═════ RECORDS SHOWN

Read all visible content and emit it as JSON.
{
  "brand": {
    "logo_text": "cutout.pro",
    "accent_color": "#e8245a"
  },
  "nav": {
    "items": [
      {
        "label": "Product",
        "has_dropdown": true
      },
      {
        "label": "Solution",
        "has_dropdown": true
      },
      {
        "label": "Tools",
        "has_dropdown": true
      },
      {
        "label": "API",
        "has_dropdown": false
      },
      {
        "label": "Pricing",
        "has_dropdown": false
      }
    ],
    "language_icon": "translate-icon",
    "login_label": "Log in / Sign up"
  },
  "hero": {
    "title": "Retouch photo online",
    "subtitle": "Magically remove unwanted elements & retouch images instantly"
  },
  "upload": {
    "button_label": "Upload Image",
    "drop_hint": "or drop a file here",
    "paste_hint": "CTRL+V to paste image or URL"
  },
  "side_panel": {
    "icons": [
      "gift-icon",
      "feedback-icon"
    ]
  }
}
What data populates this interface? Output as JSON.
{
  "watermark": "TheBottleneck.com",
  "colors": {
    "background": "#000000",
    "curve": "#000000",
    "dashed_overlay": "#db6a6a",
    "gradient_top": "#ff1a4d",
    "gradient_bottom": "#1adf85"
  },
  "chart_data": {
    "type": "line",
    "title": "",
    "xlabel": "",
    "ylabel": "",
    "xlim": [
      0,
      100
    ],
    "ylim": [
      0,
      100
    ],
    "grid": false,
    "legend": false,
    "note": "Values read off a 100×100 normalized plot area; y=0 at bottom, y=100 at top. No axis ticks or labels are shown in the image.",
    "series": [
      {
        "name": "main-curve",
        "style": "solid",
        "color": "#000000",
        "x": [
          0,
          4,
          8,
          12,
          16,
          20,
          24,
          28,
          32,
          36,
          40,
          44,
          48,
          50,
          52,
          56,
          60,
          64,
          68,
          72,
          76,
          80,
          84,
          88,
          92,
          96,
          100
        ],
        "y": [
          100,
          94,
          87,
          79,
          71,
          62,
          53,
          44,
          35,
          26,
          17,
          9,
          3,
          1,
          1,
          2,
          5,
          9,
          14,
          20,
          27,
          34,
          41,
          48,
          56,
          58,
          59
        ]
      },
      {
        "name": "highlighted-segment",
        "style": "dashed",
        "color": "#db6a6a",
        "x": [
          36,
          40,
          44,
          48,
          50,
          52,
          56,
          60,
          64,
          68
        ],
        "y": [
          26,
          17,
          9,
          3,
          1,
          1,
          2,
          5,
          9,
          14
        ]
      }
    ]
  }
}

══════════

## EXERCISE REQUIREMENTS
All of the records must be repeated exactly.

## THE ANSWER
Read all visible content and emit it as JSON.
{
  "brand": {
    "logo_text": "cutout.pro",
    "accent_color": "#e8245a"
  },
  "nav": {
    "items": [
      {
        "label": "Product",
        "has_dropdown": true
      },
      {
        "label": "Solution",
        "has_dropdown": true
      },
      {
        "label": "Tools",
        "has_dropdown": true
      },
      {
        "label": "API",
        "has_dropdown": false
      },
      {
        "label": "Pricing",
        "has_dropdown": false
      }
    ],
    "language_icon": "translate-icon",
    "login_label": "Log in / Sign up"
  },
  "hero": {
    "title": "Retouch photo online",
    "subtitle": "Magically remove unwanted elements & retouch images instantly"
  },
  "upload": {
    "button_label": "Upload Image",
    "drop_hint": "or drop a file here",
    "paste_hint": "CTRL+V to paste image or URL"
  },
  "side_panel": {
    "icons": [
      "gift-icon",
      "feedback-icon"
    ]
  }
}
What data populates this interface? Output as JSON.
{
  "watermark": "TheBottleneck.com",
  "colors": {
    "background": "#000000",
    "curve": "#000000",
    "dashed_overlay": "#db6a6a",
    "gradient_top": "#ff1a4d",
    "gradient_bottom": "#1adf85"
  },
  "chart_data": {
    "type": "line",
    "title": "",
    "xlabel": "",
    "ylabel": "",
    "xlim": [
      0,
      100
    ],
    "ylim": [
      0,
      100
    ],
    "grid": false,
    "legend": false,
    "note": "Values read off a 100×100 normalized plot area; y=0 at bottom, y=100 at top. No axis ticks or labels are shown in the image.",
    "series": [
      {
        "name": "main-curve",
        "style": "solid",
        "color": "#000000",
        "x": [
          0,
          4,
          8,
          12,
          16,
          20,
          24,
          28,
          32,
          36,
          40,
          44,
          48,
          50,
          52,
          56,
          60,
          64,
          68,
          72,
          76,
          80,
          84,
          88,
          92,
          96,
          100
        ],
        "y": [
          100,
          94,
          87,
          79,
          71,
          62,
          53,
          44,
          35,
          26,
          17,
          9,
          3,
          1,
          1,
          2,
          5,
          9,
          14,
          20,
          27,
          34,
          41,
          48,
          56,
          58,
          59
        ]
      },
      {
        "name": "highlighted-segment",
        "style": "dashed",
        "color": "#db6a6a",
        "x": [
          36,
          40,
          44,
          48,
          50,
          52,
          56,
          60,
          64,
          68
        ],
        "y": [
          26,
          17,
          9,
          3,
          1,
          1,
          2,
          5,
          9,
          14
        ]
      }
    ]
  }
}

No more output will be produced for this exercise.